▸ INFORMATION GIVEN

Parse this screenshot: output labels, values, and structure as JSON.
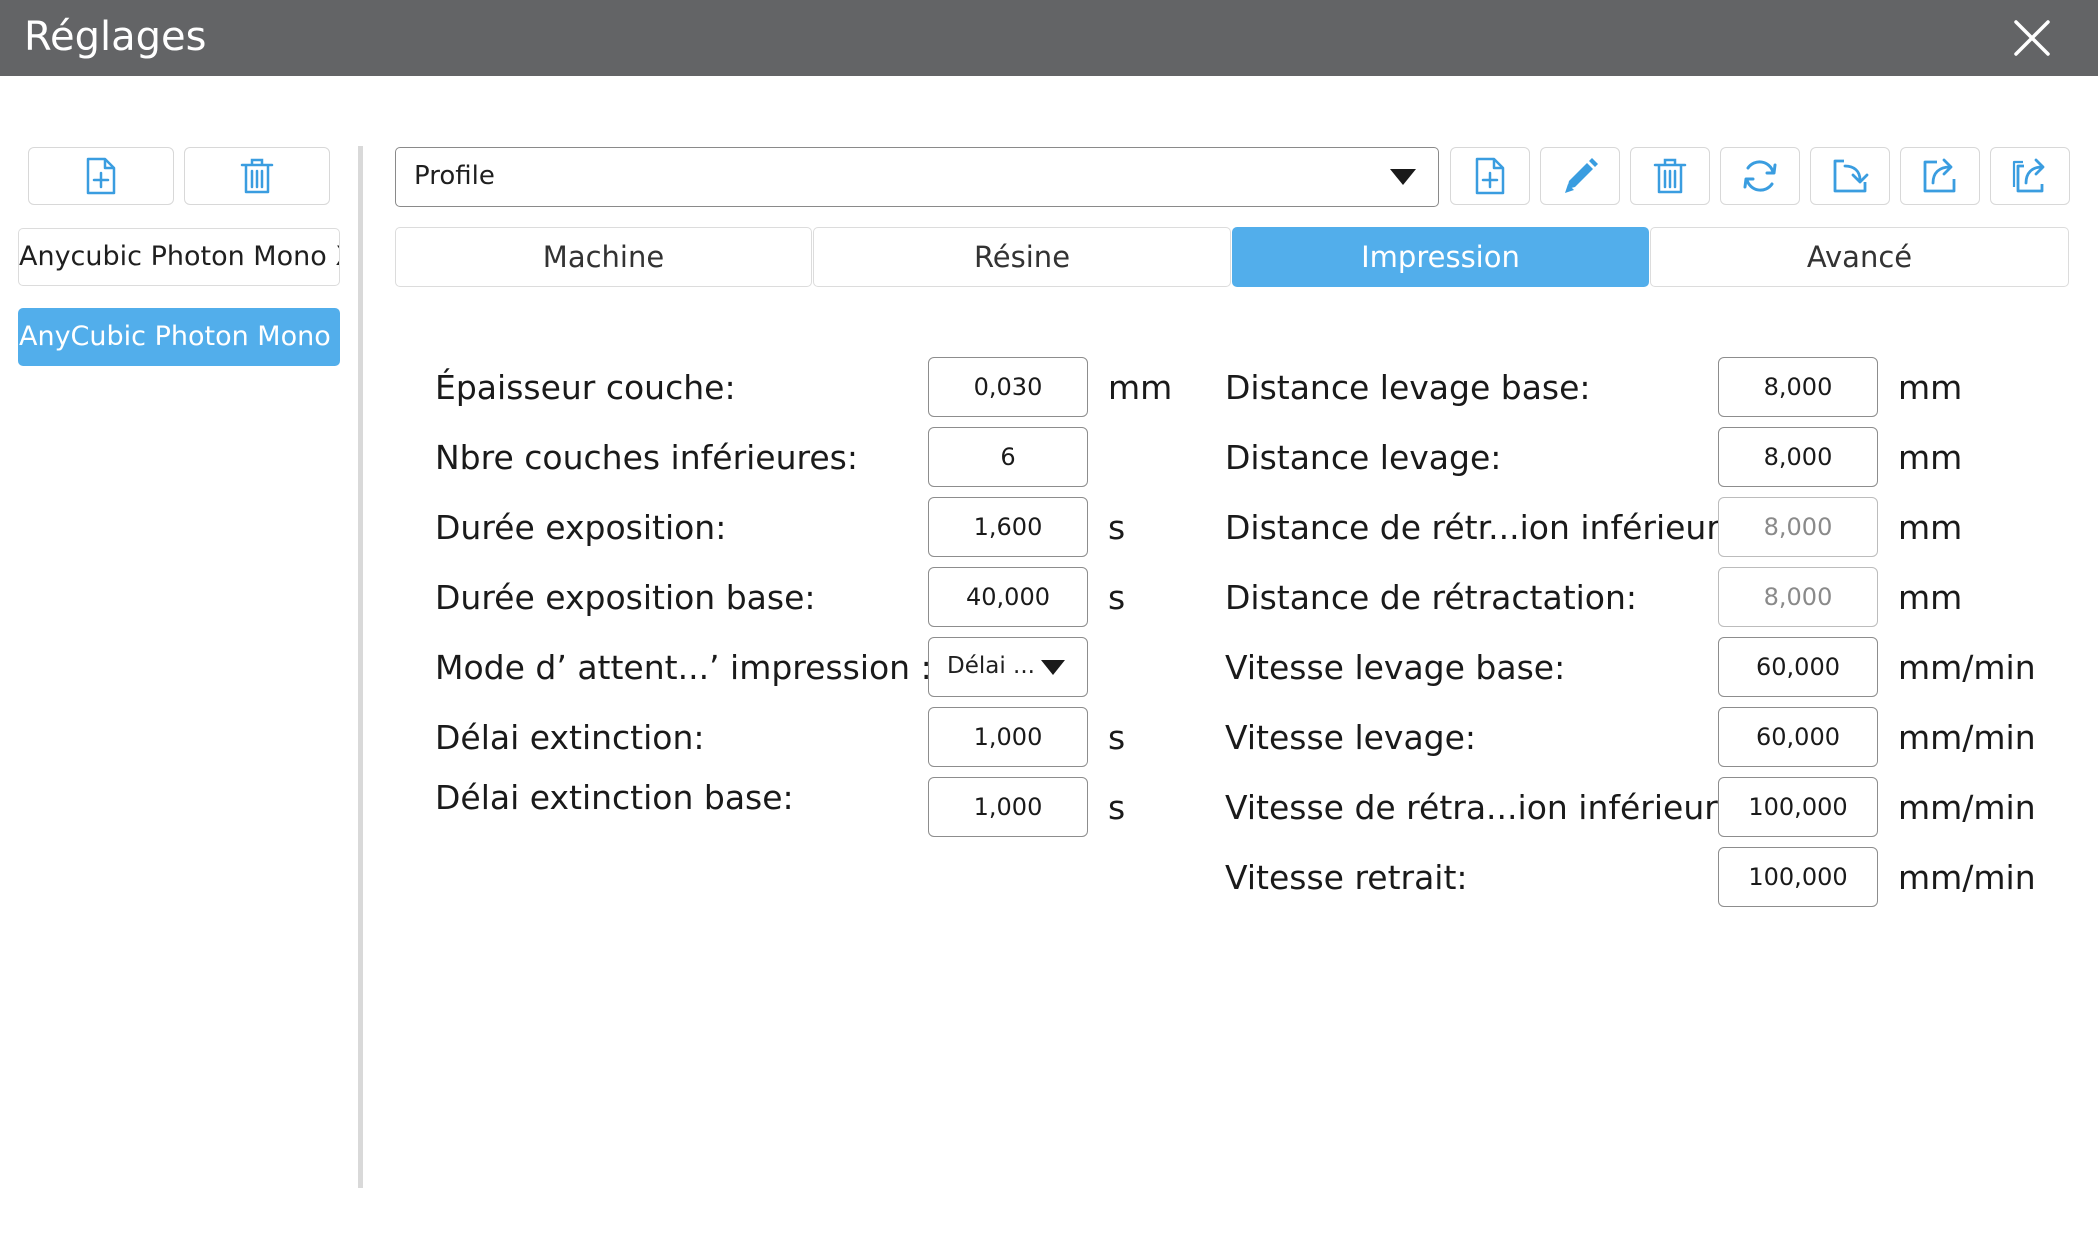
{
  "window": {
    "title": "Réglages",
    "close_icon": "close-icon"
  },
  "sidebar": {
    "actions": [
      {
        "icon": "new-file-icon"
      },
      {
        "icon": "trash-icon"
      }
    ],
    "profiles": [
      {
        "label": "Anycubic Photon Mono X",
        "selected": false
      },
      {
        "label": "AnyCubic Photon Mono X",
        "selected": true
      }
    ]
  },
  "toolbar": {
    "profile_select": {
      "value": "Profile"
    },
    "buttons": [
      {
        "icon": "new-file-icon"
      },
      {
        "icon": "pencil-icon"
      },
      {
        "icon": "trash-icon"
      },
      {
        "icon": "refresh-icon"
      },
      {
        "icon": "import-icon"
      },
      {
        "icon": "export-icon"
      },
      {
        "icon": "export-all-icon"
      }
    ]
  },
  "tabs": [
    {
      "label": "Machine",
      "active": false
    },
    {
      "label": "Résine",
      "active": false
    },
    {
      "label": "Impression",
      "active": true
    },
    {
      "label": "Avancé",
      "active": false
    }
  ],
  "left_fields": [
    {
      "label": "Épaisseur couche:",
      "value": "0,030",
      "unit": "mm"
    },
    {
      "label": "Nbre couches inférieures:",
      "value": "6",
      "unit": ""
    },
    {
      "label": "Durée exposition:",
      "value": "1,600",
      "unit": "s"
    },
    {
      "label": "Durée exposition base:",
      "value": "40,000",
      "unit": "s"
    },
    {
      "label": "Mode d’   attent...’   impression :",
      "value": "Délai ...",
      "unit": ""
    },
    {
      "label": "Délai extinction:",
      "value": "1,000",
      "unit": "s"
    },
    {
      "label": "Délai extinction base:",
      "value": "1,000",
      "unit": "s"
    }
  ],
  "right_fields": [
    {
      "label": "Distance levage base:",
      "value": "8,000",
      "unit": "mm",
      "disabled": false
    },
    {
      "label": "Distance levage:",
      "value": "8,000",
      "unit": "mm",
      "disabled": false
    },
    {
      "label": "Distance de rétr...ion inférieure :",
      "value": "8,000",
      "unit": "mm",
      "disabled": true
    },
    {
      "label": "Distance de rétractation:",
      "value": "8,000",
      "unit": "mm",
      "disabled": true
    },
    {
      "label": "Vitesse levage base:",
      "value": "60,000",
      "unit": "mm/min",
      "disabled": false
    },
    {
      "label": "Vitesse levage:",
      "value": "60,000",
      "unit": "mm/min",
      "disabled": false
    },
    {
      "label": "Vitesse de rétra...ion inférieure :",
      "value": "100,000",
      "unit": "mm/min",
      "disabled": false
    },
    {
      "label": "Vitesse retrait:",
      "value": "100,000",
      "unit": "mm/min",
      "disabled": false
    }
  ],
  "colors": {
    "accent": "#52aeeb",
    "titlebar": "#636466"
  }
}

▸ EXERCISE
Read the entries and pick out all lines that include the word "icon".

▸ TASK OUTPUT
    "close_icon": "close-icon"
        "icon": "new-file-icon"
        "icon": "trash-icon"
        "icon": "new-file-icon"
        "icon": "pencil-icon"
        "icon": "trash-icon"
        "icon": "refresh-icon"
        "icon": "import-icon"
        "icon": "export-icon"
        "icon": "export-all-icon"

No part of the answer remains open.